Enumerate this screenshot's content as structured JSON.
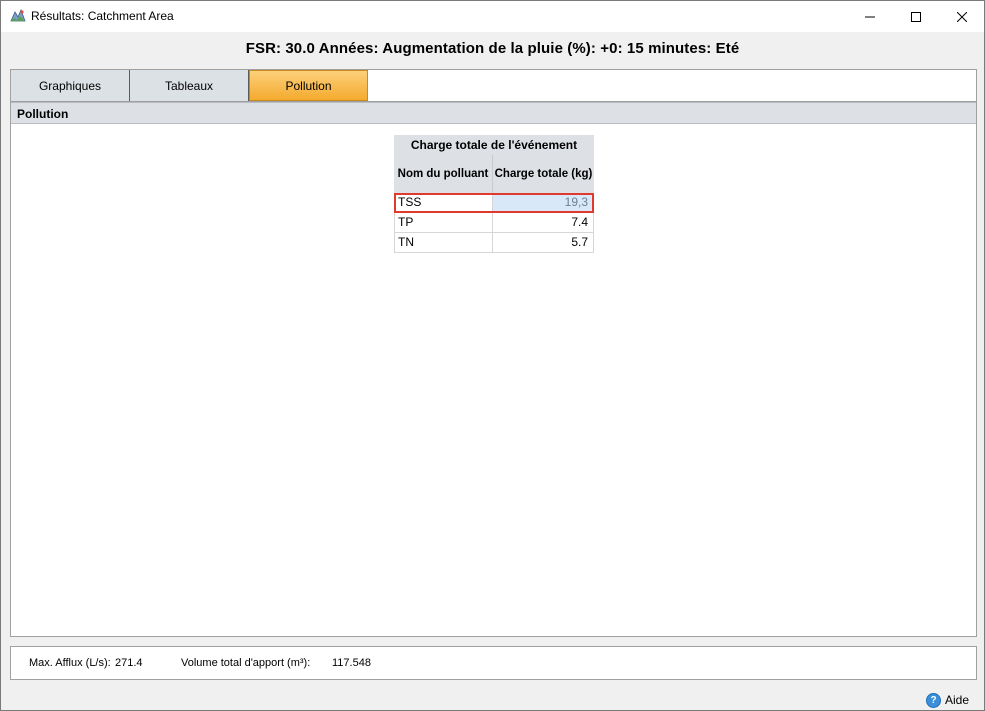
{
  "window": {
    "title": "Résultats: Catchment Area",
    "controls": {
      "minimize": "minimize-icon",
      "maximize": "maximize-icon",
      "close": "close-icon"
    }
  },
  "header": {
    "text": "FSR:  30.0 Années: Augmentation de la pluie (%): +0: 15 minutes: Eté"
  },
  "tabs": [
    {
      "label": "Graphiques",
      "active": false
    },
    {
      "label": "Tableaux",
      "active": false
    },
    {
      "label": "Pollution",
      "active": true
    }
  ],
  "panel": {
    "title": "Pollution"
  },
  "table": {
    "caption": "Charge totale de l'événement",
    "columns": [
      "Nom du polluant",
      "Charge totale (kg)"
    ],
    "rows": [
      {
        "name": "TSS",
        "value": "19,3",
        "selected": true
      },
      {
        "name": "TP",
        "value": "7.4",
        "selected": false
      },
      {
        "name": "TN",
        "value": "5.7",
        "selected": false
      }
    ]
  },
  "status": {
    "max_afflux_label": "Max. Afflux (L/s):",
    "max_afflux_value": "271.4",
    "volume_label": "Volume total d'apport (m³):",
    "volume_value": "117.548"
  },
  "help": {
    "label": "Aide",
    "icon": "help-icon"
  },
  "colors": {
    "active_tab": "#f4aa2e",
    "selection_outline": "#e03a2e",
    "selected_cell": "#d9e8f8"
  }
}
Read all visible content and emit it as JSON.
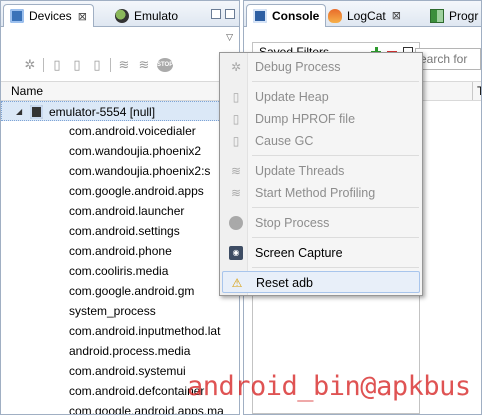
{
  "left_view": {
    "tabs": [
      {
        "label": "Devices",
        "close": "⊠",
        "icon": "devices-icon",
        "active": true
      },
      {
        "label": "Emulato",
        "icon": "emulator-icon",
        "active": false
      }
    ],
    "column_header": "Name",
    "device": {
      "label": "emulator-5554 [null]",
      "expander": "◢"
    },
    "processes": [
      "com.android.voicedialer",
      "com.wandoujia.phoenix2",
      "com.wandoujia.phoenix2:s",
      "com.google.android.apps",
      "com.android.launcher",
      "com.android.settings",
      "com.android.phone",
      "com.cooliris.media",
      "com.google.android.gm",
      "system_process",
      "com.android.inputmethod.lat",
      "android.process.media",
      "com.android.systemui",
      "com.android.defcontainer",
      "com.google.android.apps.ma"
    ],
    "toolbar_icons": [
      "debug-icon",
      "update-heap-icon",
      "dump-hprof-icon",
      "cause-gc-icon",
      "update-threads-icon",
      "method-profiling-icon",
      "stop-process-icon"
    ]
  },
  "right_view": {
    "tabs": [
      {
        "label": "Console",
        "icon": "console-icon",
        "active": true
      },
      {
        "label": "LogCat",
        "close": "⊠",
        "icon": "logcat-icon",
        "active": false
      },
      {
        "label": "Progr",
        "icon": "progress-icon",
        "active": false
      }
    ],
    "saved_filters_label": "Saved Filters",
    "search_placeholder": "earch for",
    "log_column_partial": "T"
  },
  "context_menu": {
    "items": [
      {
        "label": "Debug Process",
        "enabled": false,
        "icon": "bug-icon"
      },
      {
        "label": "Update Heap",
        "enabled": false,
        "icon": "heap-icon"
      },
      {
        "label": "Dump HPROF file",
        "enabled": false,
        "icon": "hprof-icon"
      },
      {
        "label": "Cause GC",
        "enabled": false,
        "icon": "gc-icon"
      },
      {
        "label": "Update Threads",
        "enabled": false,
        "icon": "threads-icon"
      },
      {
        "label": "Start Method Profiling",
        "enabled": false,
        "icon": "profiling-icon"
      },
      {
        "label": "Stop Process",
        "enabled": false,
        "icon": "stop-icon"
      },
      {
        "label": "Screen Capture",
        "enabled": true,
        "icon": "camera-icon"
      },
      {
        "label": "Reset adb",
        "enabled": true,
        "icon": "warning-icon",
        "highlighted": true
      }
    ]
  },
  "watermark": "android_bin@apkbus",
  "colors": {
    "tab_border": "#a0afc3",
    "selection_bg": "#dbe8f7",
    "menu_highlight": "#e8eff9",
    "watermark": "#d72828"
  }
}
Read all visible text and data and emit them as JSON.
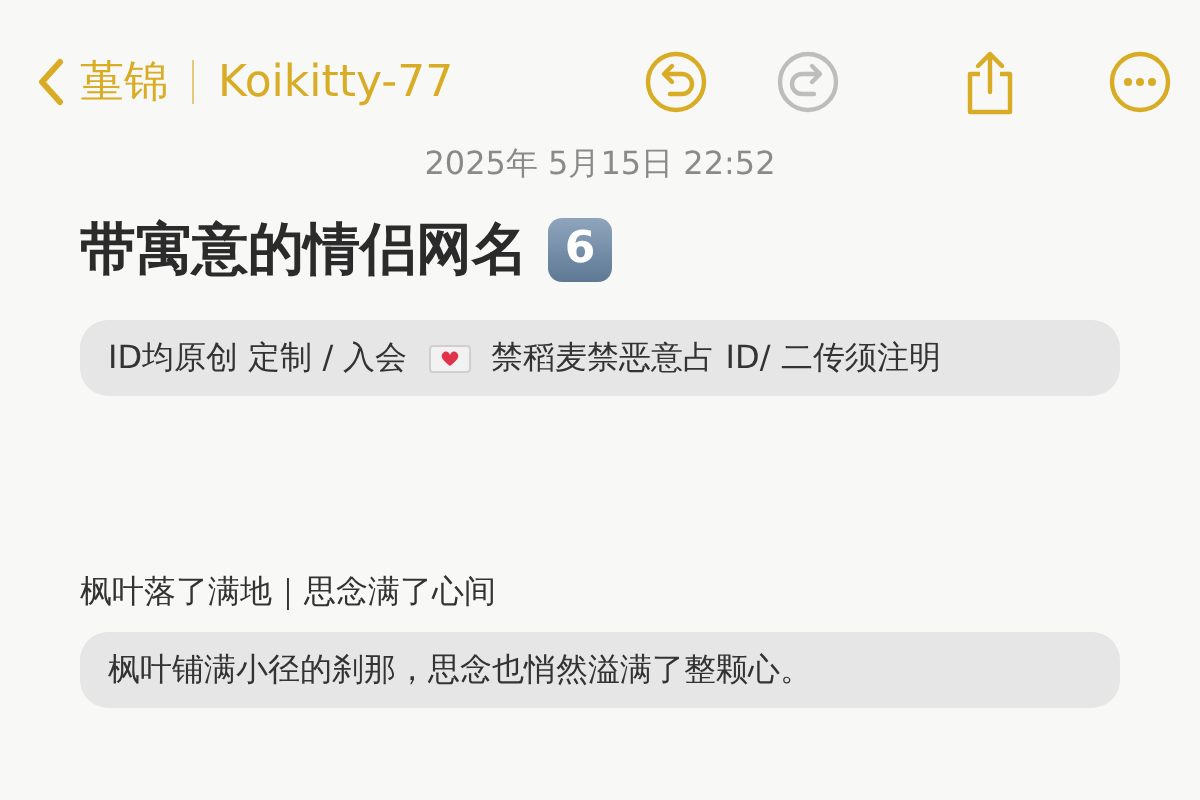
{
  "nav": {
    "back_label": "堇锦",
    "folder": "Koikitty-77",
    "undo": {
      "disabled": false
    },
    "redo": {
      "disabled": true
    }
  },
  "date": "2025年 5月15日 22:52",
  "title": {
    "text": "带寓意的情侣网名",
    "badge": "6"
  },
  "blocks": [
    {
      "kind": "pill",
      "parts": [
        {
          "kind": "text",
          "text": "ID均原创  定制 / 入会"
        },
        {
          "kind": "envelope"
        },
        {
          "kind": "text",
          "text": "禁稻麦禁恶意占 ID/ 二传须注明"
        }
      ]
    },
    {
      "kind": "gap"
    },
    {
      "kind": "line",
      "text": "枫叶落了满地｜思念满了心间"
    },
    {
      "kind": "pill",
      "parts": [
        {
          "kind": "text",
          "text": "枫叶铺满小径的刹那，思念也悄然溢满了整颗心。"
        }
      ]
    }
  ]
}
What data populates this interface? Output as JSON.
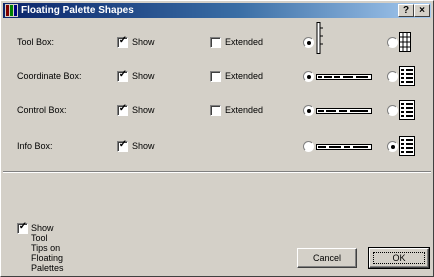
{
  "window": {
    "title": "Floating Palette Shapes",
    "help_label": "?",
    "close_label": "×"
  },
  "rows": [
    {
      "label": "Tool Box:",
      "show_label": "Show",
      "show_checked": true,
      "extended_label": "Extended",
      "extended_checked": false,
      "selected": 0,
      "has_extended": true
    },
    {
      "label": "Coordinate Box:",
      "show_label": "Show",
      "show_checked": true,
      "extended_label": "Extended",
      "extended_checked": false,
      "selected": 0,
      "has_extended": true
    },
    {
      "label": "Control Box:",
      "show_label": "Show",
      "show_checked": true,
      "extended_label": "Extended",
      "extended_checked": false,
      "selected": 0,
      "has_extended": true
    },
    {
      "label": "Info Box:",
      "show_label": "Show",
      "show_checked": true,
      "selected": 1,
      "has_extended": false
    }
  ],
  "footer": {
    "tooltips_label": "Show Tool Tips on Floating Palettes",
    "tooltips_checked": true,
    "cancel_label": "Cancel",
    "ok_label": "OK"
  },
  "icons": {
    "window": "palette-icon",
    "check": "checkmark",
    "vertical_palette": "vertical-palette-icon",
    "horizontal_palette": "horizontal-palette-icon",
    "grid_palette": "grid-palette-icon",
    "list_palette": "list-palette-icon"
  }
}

..............................

Give only the number of lines in the preceding material that contain the string "watermark".

> **Written reply**
2